* _Instructions to follow_:
Copy out all lines that hold "Крупные".

* _Figure record extracts_:
**********

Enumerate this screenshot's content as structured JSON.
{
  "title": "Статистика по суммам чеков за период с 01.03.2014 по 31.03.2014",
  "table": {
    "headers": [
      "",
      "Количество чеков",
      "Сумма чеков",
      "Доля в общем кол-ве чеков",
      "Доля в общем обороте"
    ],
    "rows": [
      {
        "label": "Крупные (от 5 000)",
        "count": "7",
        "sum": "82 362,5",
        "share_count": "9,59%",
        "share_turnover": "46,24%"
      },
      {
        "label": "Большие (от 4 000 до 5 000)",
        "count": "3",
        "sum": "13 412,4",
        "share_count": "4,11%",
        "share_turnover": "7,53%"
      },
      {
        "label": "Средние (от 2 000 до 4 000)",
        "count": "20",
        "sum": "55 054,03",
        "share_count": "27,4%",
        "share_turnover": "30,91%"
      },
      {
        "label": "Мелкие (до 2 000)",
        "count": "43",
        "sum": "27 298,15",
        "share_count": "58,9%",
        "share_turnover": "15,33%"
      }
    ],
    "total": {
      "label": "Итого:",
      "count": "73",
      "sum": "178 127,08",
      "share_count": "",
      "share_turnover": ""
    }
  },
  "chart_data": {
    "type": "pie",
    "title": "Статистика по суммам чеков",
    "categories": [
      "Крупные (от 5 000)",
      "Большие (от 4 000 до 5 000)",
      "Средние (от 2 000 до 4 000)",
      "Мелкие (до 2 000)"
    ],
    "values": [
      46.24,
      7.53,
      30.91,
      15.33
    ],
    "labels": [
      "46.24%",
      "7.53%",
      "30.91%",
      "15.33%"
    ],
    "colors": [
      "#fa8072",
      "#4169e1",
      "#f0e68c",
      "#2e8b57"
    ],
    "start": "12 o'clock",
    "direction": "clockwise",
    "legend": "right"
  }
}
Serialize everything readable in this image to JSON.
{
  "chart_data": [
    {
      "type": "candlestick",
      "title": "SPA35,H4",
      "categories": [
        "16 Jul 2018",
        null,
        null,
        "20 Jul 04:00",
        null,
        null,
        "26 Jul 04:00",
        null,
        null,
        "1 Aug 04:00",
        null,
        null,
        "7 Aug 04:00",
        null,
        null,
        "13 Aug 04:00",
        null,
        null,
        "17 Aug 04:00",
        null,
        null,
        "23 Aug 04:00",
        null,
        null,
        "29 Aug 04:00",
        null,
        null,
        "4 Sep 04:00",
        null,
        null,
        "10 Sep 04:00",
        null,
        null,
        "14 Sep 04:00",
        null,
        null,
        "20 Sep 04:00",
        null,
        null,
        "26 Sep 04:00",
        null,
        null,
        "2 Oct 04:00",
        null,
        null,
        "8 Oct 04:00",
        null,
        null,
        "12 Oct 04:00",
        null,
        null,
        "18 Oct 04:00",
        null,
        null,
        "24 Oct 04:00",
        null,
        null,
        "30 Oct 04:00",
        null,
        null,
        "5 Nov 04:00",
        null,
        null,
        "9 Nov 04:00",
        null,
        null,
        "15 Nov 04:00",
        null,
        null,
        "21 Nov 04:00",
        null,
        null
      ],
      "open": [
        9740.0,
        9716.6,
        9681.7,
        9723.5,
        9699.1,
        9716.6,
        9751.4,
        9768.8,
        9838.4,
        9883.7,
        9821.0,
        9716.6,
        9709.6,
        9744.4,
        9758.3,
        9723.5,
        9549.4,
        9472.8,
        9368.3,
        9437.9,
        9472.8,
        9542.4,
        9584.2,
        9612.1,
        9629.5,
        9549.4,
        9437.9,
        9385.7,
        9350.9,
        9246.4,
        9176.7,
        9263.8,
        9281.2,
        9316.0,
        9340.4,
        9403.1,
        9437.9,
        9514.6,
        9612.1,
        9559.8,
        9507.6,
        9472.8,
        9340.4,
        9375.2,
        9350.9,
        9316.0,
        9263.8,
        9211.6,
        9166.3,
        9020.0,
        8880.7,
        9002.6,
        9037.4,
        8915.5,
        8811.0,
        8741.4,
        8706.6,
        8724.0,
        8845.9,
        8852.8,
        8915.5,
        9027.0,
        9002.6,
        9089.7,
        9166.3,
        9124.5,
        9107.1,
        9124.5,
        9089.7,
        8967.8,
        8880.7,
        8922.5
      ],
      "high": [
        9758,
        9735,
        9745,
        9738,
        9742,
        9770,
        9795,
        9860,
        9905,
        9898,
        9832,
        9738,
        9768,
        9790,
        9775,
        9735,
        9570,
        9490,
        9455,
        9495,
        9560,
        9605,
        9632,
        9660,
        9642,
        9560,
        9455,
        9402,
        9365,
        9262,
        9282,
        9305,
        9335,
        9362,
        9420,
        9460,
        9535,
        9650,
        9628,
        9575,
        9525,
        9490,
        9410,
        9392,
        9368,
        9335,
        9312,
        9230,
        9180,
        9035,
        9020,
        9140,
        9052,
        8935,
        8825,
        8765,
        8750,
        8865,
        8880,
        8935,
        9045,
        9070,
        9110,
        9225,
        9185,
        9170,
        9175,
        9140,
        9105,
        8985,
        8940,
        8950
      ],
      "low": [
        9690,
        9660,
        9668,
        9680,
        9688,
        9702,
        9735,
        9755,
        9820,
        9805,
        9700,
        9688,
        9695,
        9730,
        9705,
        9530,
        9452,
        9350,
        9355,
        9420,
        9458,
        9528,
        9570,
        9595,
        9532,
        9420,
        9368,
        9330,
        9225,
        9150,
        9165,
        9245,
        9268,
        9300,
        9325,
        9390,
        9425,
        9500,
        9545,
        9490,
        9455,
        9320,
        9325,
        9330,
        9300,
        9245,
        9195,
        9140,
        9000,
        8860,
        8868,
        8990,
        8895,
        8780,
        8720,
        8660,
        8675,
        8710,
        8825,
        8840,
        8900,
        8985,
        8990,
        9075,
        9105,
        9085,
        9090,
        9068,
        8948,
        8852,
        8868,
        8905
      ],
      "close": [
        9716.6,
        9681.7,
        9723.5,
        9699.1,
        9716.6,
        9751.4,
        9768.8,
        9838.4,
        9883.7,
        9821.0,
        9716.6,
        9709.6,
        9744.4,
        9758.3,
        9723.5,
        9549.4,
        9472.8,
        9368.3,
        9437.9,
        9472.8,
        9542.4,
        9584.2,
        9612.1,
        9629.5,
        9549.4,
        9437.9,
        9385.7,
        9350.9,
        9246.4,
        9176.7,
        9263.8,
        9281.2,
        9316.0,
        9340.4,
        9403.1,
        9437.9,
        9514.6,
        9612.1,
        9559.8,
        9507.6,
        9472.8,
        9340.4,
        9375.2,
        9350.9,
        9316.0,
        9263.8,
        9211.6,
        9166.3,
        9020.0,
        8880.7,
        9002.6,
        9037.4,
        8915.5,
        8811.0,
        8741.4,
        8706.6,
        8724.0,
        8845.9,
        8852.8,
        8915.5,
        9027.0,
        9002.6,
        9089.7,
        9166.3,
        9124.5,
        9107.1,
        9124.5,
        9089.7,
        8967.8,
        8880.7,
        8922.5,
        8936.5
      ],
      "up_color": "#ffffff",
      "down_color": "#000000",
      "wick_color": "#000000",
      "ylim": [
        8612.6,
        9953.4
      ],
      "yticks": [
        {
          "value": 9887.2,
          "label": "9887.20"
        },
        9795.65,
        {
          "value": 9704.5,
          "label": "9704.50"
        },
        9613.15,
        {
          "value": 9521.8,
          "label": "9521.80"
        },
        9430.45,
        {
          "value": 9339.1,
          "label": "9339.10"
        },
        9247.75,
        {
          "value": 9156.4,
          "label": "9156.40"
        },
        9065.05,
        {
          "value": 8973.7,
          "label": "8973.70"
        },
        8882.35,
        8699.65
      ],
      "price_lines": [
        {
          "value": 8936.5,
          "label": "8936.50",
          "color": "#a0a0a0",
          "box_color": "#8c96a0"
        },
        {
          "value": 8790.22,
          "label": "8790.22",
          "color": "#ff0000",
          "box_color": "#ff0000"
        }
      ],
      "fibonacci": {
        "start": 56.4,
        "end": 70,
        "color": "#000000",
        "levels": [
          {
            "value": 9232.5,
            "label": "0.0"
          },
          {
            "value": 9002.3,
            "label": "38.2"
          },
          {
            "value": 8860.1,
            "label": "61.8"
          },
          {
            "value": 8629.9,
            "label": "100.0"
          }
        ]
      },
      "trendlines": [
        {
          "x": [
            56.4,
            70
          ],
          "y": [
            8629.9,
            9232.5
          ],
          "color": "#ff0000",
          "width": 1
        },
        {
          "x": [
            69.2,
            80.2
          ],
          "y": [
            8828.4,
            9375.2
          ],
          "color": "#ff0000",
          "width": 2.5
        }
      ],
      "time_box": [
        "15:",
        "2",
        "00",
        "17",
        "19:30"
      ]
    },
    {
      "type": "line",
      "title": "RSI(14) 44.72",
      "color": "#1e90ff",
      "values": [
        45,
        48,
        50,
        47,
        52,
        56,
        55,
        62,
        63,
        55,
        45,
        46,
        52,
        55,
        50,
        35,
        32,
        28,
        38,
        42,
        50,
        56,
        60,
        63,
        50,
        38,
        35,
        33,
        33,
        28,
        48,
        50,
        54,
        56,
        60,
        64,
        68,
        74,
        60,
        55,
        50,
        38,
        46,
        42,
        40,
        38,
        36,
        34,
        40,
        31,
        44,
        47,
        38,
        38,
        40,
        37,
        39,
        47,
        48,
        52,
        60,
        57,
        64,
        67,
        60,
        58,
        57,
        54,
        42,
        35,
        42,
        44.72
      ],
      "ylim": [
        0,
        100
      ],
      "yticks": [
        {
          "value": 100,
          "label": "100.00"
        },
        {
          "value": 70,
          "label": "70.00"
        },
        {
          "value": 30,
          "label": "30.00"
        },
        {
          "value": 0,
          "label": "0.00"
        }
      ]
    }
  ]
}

**********

* _Response below_:
        "label": "Крупные (от 5 000)",
      "Крупные (от 5 000)",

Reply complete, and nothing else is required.